Problem description:
Repeat every line below exactly as it reads.

━━━━━ Records for processing

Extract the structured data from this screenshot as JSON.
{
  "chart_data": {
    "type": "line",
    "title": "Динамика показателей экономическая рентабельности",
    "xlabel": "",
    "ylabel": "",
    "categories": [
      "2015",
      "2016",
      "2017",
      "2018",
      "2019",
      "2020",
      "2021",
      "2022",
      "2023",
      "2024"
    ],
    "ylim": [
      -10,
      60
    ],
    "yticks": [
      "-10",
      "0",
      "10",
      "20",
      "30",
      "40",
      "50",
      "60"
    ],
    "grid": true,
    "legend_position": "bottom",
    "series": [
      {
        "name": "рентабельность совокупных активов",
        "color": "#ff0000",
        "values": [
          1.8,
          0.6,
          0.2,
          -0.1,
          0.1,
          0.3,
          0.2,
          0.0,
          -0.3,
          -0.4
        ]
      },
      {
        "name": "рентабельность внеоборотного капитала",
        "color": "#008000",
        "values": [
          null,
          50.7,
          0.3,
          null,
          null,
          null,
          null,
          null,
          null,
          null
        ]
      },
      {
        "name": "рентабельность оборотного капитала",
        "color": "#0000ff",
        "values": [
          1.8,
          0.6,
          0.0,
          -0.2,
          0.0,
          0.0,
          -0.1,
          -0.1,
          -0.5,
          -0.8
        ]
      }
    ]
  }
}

━━━━━━━━━━

Answer to the task:
Extract the structured data from this screenshot as JSON.
{
  "chart_data": {
    "type": "line",
    "title": "Динамика показателей экономическая рентабельности",
    "xlabel": "",
    "ylabel": "",
    "categories": [
      "2015",
      "2016",
      "2017",
      "2018",
      "2019",
      "2020",
      "2021",
      "2022",
      "2023",
      "2024"
    ],
    "ylim": [
      -10,
      60
    ],
    "yticks": [
      "-10",
      "0",
      "10",
      "20",
      "30",
      "40",
      "50",
      "60"
    ],
    "grid": true,
    "legend_position": "bottom",
    "series": [
      {
        "name": "рентабельность совокупных активов",
        "color": "#ff0000",
        "values": [
          1.8,
          0.6,
          0.2,
          -0.1,
          0.1,
          0.3,
          0.2,
          0.0,
          -0.3,
          -0.4
        ]
      },
      {
        "name": "рентабельность внеоборотного капитала",
        "color": "#008000",
        "values": [
          null,
          50.7,
          0.3,
          null,
          null,
          null,
          null,
          null,
          null,
          null
        ]
      },
      {
        "name": "рентабельность оборотного капитала",
        "color": "#0000ff",
        "values": [
          1.8,
          0.6,
          0.0,
          -0.2,
          0.0,
          0.0,
          -0.1,
          -0.1,
          -0.5,
          -0.8
        ]
      }
    ]
  }
}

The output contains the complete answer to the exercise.